* START INFORMATION SHOWN *

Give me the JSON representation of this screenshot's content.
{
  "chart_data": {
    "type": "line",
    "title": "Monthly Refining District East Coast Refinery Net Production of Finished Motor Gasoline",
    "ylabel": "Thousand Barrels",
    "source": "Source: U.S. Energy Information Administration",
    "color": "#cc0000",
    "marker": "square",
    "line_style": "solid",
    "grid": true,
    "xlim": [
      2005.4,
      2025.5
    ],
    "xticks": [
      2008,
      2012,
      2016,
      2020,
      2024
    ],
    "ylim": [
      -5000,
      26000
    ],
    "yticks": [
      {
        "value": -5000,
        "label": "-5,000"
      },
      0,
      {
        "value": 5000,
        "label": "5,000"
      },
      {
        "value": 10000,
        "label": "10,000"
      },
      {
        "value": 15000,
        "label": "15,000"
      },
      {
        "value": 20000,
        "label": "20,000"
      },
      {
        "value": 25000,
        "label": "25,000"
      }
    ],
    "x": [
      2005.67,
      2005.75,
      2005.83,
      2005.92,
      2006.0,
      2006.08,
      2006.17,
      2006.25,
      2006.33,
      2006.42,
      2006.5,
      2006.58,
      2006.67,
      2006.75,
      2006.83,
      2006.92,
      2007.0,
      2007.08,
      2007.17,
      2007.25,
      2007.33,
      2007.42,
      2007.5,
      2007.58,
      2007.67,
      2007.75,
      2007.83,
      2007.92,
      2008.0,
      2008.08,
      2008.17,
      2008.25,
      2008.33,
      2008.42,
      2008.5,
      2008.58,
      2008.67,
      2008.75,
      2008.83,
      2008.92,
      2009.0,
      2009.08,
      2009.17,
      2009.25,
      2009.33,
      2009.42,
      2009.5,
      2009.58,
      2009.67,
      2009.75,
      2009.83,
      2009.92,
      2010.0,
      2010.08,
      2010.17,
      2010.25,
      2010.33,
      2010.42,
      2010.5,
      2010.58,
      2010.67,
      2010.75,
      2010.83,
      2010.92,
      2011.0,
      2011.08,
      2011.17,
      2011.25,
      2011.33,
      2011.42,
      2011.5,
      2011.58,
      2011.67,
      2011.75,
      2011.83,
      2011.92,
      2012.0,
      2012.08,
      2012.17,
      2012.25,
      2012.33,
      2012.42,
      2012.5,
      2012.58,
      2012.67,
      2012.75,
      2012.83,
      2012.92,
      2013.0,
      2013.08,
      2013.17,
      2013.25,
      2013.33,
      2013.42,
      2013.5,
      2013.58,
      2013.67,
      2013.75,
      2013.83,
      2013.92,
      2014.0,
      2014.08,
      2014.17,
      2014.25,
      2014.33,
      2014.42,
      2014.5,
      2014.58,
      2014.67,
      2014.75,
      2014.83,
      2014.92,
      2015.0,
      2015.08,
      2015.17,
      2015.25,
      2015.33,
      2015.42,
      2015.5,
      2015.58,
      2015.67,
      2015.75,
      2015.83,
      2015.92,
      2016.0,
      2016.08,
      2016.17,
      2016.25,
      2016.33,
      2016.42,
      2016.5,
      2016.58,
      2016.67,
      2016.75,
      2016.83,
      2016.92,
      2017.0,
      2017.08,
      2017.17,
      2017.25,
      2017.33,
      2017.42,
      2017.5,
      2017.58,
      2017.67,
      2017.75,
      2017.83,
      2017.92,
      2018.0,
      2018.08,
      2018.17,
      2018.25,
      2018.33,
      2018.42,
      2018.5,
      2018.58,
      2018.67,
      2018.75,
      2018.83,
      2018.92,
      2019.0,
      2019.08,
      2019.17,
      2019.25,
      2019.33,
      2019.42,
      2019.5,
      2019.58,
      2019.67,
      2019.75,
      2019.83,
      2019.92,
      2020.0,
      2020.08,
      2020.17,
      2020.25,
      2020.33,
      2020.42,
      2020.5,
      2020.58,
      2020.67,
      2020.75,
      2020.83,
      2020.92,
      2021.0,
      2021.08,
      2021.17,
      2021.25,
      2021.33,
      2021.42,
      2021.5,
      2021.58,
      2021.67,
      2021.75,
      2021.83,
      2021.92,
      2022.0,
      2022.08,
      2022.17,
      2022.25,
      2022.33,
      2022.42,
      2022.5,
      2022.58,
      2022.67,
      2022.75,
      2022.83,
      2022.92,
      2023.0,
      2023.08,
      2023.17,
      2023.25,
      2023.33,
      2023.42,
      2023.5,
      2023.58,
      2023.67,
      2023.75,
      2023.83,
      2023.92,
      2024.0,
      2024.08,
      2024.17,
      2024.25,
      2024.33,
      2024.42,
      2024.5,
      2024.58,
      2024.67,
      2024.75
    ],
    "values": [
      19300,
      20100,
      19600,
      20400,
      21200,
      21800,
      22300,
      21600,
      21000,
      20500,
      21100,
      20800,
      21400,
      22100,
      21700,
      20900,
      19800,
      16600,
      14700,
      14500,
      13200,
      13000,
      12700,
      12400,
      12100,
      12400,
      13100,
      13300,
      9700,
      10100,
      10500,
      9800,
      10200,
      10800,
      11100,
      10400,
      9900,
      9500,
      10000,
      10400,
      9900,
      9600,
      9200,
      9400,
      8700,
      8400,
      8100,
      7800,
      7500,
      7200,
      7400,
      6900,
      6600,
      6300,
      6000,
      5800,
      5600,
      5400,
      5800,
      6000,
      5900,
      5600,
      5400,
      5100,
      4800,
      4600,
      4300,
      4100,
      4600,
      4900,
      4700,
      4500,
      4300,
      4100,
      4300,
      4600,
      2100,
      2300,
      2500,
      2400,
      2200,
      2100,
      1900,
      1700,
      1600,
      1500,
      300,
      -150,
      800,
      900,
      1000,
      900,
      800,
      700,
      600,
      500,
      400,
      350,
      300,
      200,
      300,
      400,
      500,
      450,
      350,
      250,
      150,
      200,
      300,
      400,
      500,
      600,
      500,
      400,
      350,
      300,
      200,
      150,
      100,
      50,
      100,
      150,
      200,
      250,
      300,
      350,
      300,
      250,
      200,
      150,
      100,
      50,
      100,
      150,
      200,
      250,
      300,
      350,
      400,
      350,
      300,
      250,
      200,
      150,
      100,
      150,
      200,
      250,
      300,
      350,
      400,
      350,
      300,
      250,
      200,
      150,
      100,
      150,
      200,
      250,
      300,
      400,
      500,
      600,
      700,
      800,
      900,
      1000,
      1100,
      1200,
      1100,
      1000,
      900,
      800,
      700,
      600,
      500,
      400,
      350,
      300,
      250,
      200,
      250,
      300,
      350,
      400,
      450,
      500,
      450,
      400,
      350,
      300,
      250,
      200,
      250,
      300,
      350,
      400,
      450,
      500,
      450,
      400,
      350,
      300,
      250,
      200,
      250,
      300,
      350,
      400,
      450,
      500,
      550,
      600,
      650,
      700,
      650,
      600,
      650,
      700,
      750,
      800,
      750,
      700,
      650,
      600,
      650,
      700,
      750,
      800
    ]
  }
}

* END INFORMATION SHOWN *

Print the records above in full, exactly.

▶ [REPLY TO THE TASK]
Give me the JSON representation of this screenshot's content.
{
  "chart_data": {
    "type": "line",
    "title": "Monthly Refining District East Coast Refinery Net Production of Finished Motor Gasoline",
    "ylabel": "Thousand Barrels",
    "source": "Source: U.S. Energy Information Administration",
    "color": "#cc0000",
    "marker": "square",
    "line_style": "solid",
    "grid": true,
    "xlim": [
      2005.4,
      2025.5
    ],
    "xticks": [
      2008,
      2012,
      2016,
      2020,
      2024
    ],
    "ylim": [
      -5000,
      26000
    ],
    "yticks": [
      {
        "value": -5000,
        "label": "-5,000"
      },
      0,
      {
        "value": 5000,
        "label": "5,000"
      },
      {
        "value": 10000,
        "label": "10,000"
      },
      {
        "value": 15000,
        "label": "15,000"
      },
      {
        "value": 20000,
        "label": "20,000"
      },
      {
        "value": 25000,
        "label": "25,000"
      }
    ],
    "x": [
      2005.67,
      2005.75,
      2005.83,
      2005.92,
      2006.0,
      2006.08,
      2006.17,
      2006.25,
      2006.33,
      2006.42,
      2006.5,
      2006.58,
      2006.67,
      2006.75,
      2006.83,
      2006.92,
      2007.0,
      2007.08,
      2007.17,
      2007.25,
      2007.33,
      2007.42,
      2007.5,
      2007.58,
      2007.67,
      2007.75,
      2007.83,
      2007.92,
      2008.0,
      2008.08,
      2008.17,
      2008.25,
      2008.33,
      2008.42,
      2008.5,
      2008.58,
      2008.67,
      2008.75,
      2008.83,
      2008.92,
      2009.0,
      2009.08,
      2009.17,
      2009.25,
      2009.33,
      2009.42,
      2009.5,
      2009.58,
      2009.67,
      2009.75,
      2009.83,
      2009.92,
      2010.0,
      2010.08,
      2010.17,
      2010.25,
      2010.33,
      2010.42,
      2010.5,
      2010.58,
      2010.67,
      2010.75,
      2010.83,
      2010.92,
      2011.0,
      2011.08,
      2011.17,
      2011.25,
      2011.33,
      2011.42,
      2011.5,
      2011.58,
      2011.67,
      2011.75,
      2011.83,
      2011.92,
      2012.0,
      2012.08,
      2012.17,
      2012.25,
      2012.33,
      2012.42,
      2012.5,
      2012.58,
      2012.67,
      2012.75,
      2012.83,
      2012.92,
      2013.0,
      2013.08,
      2013.17,
      2013.25,
      2013.33,
      2013.42,
      2013.5,
      2013.58,
      2013.67,
      2013.75,
      2013.83,
      2013.92,
      2014.0,
      2014.08,
      2014.17,
      2014.25,
      2014.33,
      2014.42,
      2014.5,
      2014.58,
      2014.67,
      2014.75,
      2014.83,
      2014.92,
      2015.0,
      2015.08,
      2015.17,
      2015.25,
      2015.33,
      2015.42,
      2015.5,
      2015.58,
      2015.67,
      2015.75,
      2015.83,
      2015.92,
      2016.0,
      2016.08,
      2016.17,
      2016.25,
      2016.33,
      2016.42,
      2016.5,
      2016.58,
      2016.67,
      2016.75,
      2016.83,
      2016.92,
      2017.0,
      2017.08,
      2017.17,
      2017.25,
      2017.33,
      2017.42,
      2017.5,
      2017.58,
      2017.67,
      2017.75,
      2017.83,
      2017.92,
      2018.0,
      2018.08,
      2018.17,
      2018.25,
      2018.33,
      2018.42,
      2018.5,
      2018.58,
      2018.67,
      2018.75,
      2018.83,
      2018.92,
      2019.0,
      2019.08,
      2019.17,
      2019.25,
      2019.33,
      2019.42,
      2019.5,
      2019.58,
      2019.67,
      2019.75,
      2019.83,
      2019.92,
      2020.0,
      2020.08,
      2020.17,
      2020.25,
      2020.33,
      2020.42,
      2020.5,
      2020.58,
      2020.67,
      2020.75,
      2020.83,
      2020.92,
      2021.0,
      2021.08,
      2021.17,
      2021.25,
      2021.33,
      2021.42,
      2021.5,
      2021.58,
      2021.67,
      2021.75,
      2021.83,
      2021.92,
      2022.0,
      2022.08,
      2022.17,
      2022.25,
      2022.33,
      2022.42,
      2022.5,
      2022.58,
      2022.67,
      2022.75,
      2022.83,
      2022.92,
      2023.0,
      2023.08,
      2023.17,
      2023.25,
      2023.33,
      2023.42,
      2023.5,
      2023.58,
      2023.67,
      2023.75,
      2023.83,
      2023.92,
      2024.0,
      2024.08,
      2024.17,
      2024.25,
      2024.33,
      2024.42,
      2024.5,
      2024.58,
      2024.67,
      2024.75
    ],
    "values": [
      19300,
      20100,
      19600,
      20400,
      21200,
      21800,
      22300,
      21600,
      21000,
      20500,
      21100,
      20800,
      21400,
      22100,
      21700,
      20900,
      19800,
      16600,
      14700,
      14500,
      13200,
      13000,
      12700,
      12400,
      12100,
      12400,
      13100,
      13300,
      9700,
      10100,
      10500,
      9800,
      10200,
      10800,
      11100,
      10400,
      9900,
      9500,
      10000,
      10400,
      9900,
      9600,
      9200,
      9400,
      8700,
      8400,
      8100,
      7800,
      7500,
      7200,
      7400,
      6900,
      6600,
      6300,
      6000,
      5800,
      5600,
      5400,
      5800,
      6000,
      5900,
      5600,
      5400,
      5100,
      4800,
      4600,
      4300,
      4100,
      4600,
      4900,
      4700,
      4500,
      4300,
      4100,
      4300,
      4600,
      2100,
      2300,
      2500,
      2400,
      2200,
      2100,
      1900,
      1700,
      1600,
      1500,
      300,
      -150,
      800,
      900,
      1000,
      900,
      800,
      700,
      600,
      500,
      400,
      350,
      300,
      200,
      300,
      400,
      500,
      450,
      350,
      250,
      150,
      200,
      300,
      400,
      500,
      600,
      500,
      400,
      350,
      300,
      200,
      150,
      100,
      50,
      100,
      150,
      200,
      250,
      300,
      350,
      300,
      250,
      200,
      150,
      100,
      50,
      100,
      150,
      200,
      250,
      300,
      350,
      400,
      350,
      300,
      250,
      200,
      150,
      100,
      150,
      200,
      250,
      300,
      350,
      400,
      350,
      300,
      250,
      200,
      150,
      100,
      150,
      200,
      250,
      300,
      400,
      500,
      600,
      700,
      800,
      900,
      1000,
      1100,
      1200,
      1100,
      1000,
      900,
      800,
      700,
      600,
      500,
      400,
      350,
      300,
      250,
      200,
      250,
      300,
      350,
      400,
      450,
      500,
      450,
      400,
      350,
      300,
      250,
      200,
      250,
      300,
      350,
      400,
      450,
      500,
      450,
      400,
      350,
      300,
      250,
      200,
      250,
      300,
      350,
      400,
      450,
      500,
      550,
      600,
      650,
      700,
      650,
      600,
      650,
      700,
      750,
      800,
      750,
      700,
      650,
      600,
      650,
      700,
      750,
      800
    ]
  }
}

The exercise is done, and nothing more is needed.